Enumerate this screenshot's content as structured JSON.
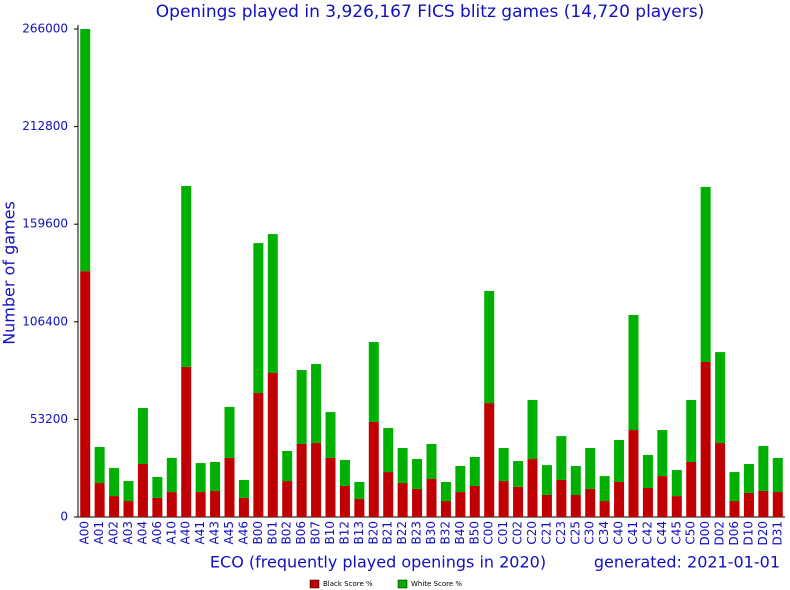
{
  "chart_data": {
    "type": "stacked_bar",
    "title": "Openings played in 3,926,167 FICS blitz games (14,720 players)",
    "y_label": "Number of games",
    "x_label": "ECO (frequently played openings in 2020)",
    "note": "generated: 2021-01-01",
    "categories": [
      "A00",
      "A01",
      "A02",
      "A03",
      "A04",
      "A06",
      "A10",
      "A40",
      "A41",
      "A43",
      "A45",
      "A46",
      "B00",
      "B01",
      "B02",
      "B06",
      "B07",
      "B10",
      "B12",
      "B13",
      "B20",
      "B21",
      "B22",
      "B23",
      "B30",
      "B32",
      "B40",
      "B50",
      "C00",
      "C01",
      "C02",
      "C20",
      "C21",
      "C23",
      "C25",
      "C30",
      "C34",
      "C40",
      "C41",
      "C42",
      "C44",
      "C45",
      "C50",
      "D00",
      "D02",
      "D06",
      "D10",
      "D20",
      "D31"
    ],
    "series": [
      {
        "name": "Black Score %",
        "color": "#c00000",
        "values": [
          134000,
          18500,
          11400,
          8700,
          28900,
          10400,
          13600,
          81800,
          13600,
          14200,
          32200,
          10400,
          67600,
          78500,
          19600,
          39800,
          40300,
          32200,
          16900,
          9800,
          51800,
          24500,
          18500,
          15300,
          20700,
          8700,
          13600,
          16900,
          62100,
          19600,
          16400,
          31600,
          12000,
          20200,
          12000,
          15300,
          8700,
          19100,
          47400,
          15800,
          22300,
          11400,
          30000,
          84500,
          40300,
          8700,
          13100,
          14200,
          13600
        ]
      },
      {
        "name": "White Score %",
        "color": "#00b000",
        "values": [
          132000,
          19650,
          15300,
          10900,
          30500,
          11400,
          18600,
          98600,
          15800,
          15800,
          27800,
          9800,
          81700,
          75700,
          16400,
          40300,
          43100,
          25000,
          14200,
          9300,
          43600,
          24000,
          19100,
          16300,
          19100,
          10400,
          14200,
          15800,
          61100,
          18000,
          14100,
          32200,
          16300,
          23900,
          15800,
          22300,
          13600,
          22900,
          62700,
          18000,
          25100,
          14200,
          33800,
          95400,
          49600,
          15800,
          15800,
          24500,
          18600
        ]
      }
    ],
    "ylim": [
      0,
      266000
    ],
    "yticks": [
      0,
      53200,
      106400,
      159600,
      212800,
      266000
    ]
  }
}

Your goal:
Every record must be copied exactly, with the pictures left out.

Written response:
Enumerate this screenshot's content as structured JSON.
{
  "chart_data": {
    "type": "stacked_bar",
    "title": "Openings played in 3,926,167 FICS blitz games (14,720 players)",
    "y_label": "Number of games",
    "x_label": "ECO (frequently played openings in 2020)",
    "note": "generated: 2021-01-01",
    "categories": [
      "A00",
      "A01",
      "A02",
      "A03",
      "A04",
      "A06",
      "A10",
      "A40",
      "A41",
      "A43",
      "A45",
      "A46",
      "B00",
      "B01",
      "B02",
      "B06",
      "B07",
      "B10",
      "B12",
      "B13",
      "B20",
      "B21",
      "B22",
      "B23",
      "B30",
      "B32",
      "B40",
      "B50",
      "C00",
      "C01",
      "C02",
      "C20",
      "C21",
      "C23",
      "C25",
      "C30",
      "C34",
      "C40",
      "C41",
      "C42",
      "C44",
      "C45",
      "C50",
      "D00",
      "D02",
      "D06",
      "D10",
      "D20",
      "D31"
    ],
    "series": [
      {
        "name": "Black Score %",
        "color": "#c00000",
        "values": [
          134000,
          18500,
          11400,
          8700,
          28900,
          10400,
          13600,
          81800,
          13600,
          14200,
          32200,
          10400,
          67600,
          78500,
          19600,
          39800,
          40300,
          32200,
          16900,
          9800,
          51800,
          24500,
          18500,
          15300,
          20700,
          8700,
          13600,
          16900,
          62100,
          19600,
          16400,
          31600,
          12000,
          20200,
          12000,
          15300,
          8700,
          19100,
          47400,
          15800,
          22300,
          11400,
          30000,
          84500,
          40300,
          8700,
          13100,
          14200,
          13600
        ]
      },
      {
        "name": "White Score %",
        "color": "#00b000",
        "values": [
          132000,
          19650,
          15300,
          10900,
          30500,
          11400,
          18600,
          98600,
          15800,
          15800,
          27800,
          9800,
          81700,
          75700,
          16400,
          40300,
          43100,
          25000,
          14200,
          9300,
          43600,
          24000,
          19100,
          16300,
          19100,
          10400,
          14200,
          15800,
          61100,
          18000,
          14100,
          32200,
          16300,
          23900,
          15800,
          22300,
          13600,
          22900,
          62700,
          18000,
          25100,
          14200,
          33800,
          95400,
          49600,
          15800,
          15800,
          24500,
          18600
        ]
      }
    ],
    "ylim": [
      0,
      266000
    ],
    "yticks": [
      0,
      53200,
      106400,
      159600,
      212800,
      266000
    ]
  }
}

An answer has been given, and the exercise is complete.